### Work to do
Your task is to output all the records below, word for word.

### Data for this exercise
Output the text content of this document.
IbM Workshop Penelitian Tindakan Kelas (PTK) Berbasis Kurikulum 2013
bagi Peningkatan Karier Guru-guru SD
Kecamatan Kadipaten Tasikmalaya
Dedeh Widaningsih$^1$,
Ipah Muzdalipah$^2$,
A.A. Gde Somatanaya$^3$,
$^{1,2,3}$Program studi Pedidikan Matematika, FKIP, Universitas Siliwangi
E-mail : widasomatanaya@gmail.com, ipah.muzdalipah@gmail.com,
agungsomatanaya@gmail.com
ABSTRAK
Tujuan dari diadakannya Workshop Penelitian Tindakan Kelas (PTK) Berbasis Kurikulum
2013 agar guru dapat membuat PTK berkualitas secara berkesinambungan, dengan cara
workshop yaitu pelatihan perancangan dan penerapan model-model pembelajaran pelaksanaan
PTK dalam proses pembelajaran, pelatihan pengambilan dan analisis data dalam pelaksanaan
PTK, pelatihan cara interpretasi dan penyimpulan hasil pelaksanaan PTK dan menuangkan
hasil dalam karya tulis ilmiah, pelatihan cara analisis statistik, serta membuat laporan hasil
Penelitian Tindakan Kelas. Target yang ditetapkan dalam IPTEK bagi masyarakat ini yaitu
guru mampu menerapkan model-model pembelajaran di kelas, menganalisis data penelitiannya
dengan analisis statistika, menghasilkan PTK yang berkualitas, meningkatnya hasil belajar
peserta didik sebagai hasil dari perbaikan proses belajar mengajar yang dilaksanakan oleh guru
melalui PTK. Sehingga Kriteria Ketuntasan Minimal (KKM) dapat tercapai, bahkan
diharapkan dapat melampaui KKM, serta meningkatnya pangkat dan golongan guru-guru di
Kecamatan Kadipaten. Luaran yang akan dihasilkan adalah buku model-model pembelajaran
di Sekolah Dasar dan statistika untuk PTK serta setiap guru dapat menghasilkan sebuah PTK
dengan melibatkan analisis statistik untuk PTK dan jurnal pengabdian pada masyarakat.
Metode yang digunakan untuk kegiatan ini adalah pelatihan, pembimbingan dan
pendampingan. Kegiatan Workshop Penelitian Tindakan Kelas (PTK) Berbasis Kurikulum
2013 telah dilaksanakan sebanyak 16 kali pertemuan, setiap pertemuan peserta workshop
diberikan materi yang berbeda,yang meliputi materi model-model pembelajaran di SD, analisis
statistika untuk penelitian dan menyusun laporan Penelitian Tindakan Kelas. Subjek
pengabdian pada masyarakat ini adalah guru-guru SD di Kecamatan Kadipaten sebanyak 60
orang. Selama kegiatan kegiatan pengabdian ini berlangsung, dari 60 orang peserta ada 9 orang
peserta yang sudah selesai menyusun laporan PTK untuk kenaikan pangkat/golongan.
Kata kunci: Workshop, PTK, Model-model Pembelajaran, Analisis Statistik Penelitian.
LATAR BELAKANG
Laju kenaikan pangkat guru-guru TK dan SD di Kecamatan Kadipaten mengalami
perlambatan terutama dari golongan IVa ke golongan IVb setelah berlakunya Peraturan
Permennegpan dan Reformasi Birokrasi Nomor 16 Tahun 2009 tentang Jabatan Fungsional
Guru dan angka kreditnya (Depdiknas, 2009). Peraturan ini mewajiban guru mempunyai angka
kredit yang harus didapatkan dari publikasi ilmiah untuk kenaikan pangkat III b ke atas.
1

### Full response
Output the text content of this document.
IbM Workshop Penelitian Tindakan Kelas (PTK) Berbasis Kurikulum 2013
bagi Peningkatan Karier Guru-guru SD
Kecamatan Kadipaten Tasikmalaya
Dedeh Widaningsih$^1$,
Ipah Muzdalipah$^2$,
A.A. Gde Somatanaya$^3$,
$^{1,2,3}$Program studi Pedidikan Matematika, FKIP, Universitas Siliwangi
E-mail : widasomatanaya@gmail.com, ipah.muzdalipah@gmail.com,
agungsomatanaya@gmail.com
ABSTRAK
Tujuan dari diadakannya Workshop Penelitian Tindakan Kelas (PTK) Berbasis Kurikulum
2013 agar guru dapat membuat PTK berkualitas secara berkesinambungan, dengan cara
workshop yaitu pelatihan perancangan dan penerapan model-model pembelajaran pelaksanaan
PTK dalam proses pembelajaran, pelatihan pengambilan dan analisis data dalam pelaksanaan
PTK, pelatihan cara interpretasi dan penyimpulan hasil pelaksanaan PTK dan menuangkan
hasil dalam karya tulis ilmiah, pelatihan cara analisis statistik, serta membuat laporan hasil
Penelitian Tindakan Kelas. Target yang ditetapkan dalam IPTEK bagi masyarakat ini yaitu
guru mampu menerapkan model-model pembelajaran di kelas, menganalisis data penelitiannya
dengan analisis statistika, menghasilkan PTK yang berkualitas, meningkatnya hasil belajar
peserta didik sebagai hasil dari perbaikan proses belajar mengajar yang dilaksanakan oleh guru
melalui PTK. Sehingga Kriteria Ketuntasan Minimal (KKM) dapat tercapai, bahkan
diharapkan dapat melampaui KKM, serta meningkatnya pangkat dan golongan guru-guru di
Kecamatan Kadipaten. Luaran yang akan dihasilkan adalah buku model-model pembelajaran
di Sekolah Dasar dan statistika untuk PTK serta setiap guru dapat menghasilkan sebuah PTK
dengan melibatkan analisis statistik untuk PTK dan jurnal pengabdian pada masyarakat.
Metode yang digunakan untuk kegiatan ini adalah pelatihan, pembimbingan dan
pendampingan. Kegiatan Workshop Penelitian Tindakan Kelas (PTK) Berbasis Kurikulum
2013 telah dilaksanakan sebanyak 16 kali pertemuan, setiap pertemuan peserta workshop
diberikan materi yang berbeda,yang meliputi materi model-model pembelajaran di SD, analisis
statistika untuk penelitian dan menyusun laporan Penelitian Tindakan Kelas. Subjek
pengabdian pada masyarakat ini adalah guru-guru SD di Kecamatan Kadipaten sebanyak 60
orang. Selama kegiatan kegiatan pengabdian ini berlangsung, dari 60 orang peserta ada 9 orang
peserta yang sudah selesai menyusun laporan PTK untuk kenaikan pangkat/golongan.
Kata kunci: Workshop, PTK, Model-model Pembelajaran, Analisis Statistik Penelitian.
LATAR BELAKANG
Laju kenaikan pangkat guru-guru TK dan SD di Kecamatan Kadipaten mengalami
perlambatan terutama dari golongan IVa ke golongan IVb setelah berlakunya Peraturan
Permennegpan dan Reformasi Birokrasi Nomor 16 Tahun 2009 tentang Jabatan Fungsional
Guru dan angka kreditnya (Depdiknas, 2009). Peraturan ini mewajiban guru mempunyai angka
kredit yang harus didapatkan dari publikasi ilmiah untuk kenaikan pangkat III b ke atas.
1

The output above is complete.